▸ Direction: Pull each line containing "name" out of the data and copy it.

* Begin Given data *

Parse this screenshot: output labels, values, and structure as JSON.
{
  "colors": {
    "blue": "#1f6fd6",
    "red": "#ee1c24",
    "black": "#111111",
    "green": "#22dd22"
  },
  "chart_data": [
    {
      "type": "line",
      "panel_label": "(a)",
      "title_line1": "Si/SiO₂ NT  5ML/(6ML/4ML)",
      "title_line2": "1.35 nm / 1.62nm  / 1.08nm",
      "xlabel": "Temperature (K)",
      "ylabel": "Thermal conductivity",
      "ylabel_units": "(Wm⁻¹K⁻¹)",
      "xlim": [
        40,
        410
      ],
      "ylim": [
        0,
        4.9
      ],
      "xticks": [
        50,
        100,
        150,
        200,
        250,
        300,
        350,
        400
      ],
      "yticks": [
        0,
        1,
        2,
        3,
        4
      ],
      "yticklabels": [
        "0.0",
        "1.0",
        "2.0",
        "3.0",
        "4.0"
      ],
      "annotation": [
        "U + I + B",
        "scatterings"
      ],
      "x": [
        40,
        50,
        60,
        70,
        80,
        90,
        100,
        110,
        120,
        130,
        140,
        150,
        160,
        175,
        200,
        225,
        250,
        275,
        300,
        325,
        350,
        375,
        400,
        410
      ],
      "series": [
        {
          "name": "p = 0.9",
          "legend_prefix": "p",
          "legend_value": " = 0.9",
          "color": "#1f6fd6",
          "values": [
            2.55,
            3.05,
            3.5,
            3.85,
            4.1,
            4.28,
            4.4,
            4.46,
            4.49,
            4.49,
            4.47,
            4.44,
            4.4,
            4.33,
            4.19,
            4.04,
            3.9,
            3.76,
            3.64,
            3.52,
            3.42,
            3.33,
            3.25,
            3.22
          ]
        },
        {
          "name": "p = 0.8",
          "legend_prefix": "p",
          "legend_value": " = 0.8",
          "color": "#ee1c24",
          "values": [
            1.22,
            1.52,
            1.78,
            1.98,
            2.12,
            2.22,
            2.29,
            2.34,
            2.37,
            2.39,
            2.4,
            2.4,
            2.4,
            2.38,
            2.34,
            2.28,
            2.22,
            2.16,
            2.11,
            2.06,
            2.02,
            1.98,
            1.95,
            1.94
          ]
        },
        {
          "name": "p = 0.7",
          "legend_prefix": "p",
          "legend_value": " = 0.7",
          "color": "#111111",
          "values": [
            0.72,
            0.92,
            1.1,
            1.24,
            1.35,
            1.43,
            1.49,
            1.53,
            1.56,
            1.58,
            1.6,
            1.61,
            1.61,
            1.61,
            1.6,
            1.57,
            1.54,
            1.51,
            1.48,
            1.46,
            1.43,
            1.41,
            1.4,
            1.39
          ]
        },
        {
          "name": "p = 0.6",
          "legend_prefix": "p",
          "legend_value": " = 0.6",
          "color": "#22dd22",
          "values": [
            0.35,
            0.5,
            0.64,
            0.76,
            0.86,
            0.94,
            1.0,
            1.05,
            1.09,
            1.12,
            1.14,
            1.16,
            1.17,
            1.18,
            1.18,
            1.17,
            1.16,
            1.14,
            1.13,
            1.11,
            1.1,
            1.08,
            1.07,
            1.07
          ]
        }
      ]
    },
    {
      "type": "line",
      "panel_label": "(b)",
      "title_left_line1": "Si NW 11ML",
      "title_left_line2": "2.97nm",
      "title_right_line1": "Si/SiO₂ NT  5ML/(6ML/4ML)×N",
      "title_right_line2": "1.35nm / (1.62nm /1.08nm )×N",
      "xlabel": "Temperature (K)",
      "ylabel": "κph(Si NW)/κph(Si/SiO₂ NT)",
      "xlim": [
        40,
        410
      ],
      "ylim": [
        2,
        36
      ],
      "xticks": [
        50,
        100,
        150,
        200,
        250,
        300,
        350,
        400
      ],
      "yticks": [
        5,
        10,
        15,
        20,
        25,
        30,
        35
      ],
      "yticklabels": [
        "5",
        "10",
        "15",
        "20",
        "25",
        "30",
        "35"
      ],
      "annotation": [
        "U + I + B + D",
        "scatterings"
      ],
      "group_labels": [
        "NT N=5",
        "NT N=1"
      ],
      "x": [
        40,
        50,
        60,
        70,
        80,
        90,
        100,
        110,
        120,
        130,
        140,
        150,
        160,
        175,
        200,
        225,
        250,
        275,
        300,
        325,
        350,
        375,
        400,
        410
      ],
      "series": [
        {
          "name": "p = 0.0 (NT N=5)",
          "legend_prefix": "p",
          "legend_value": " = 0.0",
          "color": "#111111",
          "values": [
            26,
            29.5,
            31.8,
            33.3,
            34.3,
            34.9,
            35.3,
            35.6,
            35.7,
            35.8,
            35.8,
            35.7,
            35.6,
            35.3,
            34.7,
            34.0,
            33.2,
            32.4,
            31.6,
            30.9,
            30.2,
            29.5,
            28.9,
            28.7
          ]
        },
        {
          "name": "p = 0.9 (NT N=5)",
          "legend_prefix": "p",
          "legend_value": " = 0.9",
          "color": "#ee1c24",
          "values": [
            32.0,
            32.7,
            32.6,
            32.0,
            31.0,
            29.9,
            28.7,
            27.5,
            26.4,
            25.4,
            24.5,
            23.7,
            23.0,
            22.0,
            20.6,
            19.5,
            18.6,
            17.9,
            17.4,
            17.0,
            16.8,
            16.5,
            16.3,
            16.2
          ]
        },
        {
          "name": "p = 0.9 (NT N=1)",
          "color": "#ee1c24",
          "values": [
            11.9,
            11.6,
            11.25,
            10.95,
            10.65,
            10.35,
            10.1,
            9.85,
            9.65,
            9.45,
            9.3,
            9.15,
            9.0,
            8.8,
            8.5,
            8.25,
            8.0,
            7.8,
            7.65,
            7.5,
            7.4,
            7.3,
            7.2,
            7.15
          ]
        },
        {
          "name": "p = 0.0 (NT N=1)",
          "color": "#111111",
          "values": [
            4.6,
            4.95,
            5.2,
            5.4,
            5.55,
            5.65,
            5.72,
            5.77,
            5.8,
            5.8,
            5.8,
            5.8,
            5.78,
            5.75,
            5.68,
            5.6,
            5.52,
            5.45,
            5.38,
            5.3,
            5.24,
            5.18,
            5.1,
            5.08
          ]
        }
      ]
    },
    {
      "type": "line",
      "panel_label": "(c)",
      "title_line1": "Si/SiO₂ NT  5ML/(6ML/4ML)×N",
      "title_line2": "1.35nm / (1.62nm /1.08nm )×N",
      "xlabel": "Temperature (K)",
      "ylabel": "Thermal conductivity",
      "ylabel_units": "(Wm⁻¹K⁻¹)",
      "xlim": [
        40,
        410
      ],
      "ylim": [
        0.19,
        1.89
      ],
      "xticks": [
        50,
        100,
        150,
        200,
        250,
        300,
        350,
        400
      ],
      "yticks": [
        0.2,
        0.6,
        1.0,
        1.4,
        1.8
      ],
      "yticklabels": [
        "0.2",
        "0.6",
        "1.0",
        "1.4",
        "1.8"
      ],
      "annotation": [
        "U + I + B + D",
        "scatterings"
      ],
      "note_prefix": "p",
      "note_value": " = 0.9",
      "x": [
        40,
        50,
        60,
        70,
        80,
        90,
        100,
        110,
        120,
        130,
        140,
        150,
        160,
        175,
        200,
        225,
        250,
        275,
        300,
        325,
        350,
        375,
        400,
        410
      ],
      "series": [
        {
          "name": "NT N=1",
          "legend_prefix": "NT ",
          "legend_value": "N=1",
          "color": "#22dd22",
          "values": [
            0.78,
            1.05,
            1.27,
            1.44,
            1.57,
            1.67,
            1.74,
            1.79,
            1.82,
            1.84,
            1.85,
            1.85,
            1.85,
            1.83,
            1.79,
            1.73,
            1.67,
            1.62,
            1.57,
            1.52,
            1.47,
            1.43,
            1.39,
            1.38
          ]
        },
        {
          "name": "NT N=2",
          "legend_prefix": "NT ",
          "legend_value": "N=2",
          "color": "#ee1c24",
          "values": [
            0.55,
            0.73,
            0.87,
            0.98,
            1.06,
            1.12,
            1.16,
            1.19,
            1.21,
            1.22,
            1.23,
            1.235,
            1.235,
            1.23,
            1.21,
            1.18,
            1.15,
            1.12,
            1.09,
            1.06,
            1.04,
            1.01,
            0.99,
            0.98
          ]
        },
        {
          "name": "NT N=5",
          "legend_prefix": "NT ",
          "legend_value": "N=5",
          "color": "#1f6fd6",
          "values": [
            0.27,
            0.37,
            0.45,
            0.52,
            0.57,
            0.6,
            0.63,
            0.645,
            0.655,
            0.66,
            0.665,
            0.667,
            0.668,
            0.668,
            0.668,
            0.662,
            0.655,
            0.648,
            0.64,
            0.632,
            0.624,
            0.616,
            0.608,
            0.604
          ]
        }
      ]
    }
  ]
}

* End Given data *

▸ Completed task:
          "name": "p = 0.9",
          "name": "p = 0.8",
          "name": "p = 0.7",
          "name": "p = 0.6",
          "name": "p = 0.0 (NT N=5)",
          "name": "p = 0.9 (NT N=5)",
          "name": "p = 0.9 (NT N=1)",
          "name": "p = 0.0 (NT N=1)",
          "name": "NT N=1",
          "name": "NT N=2",
          "name": "NT N=5",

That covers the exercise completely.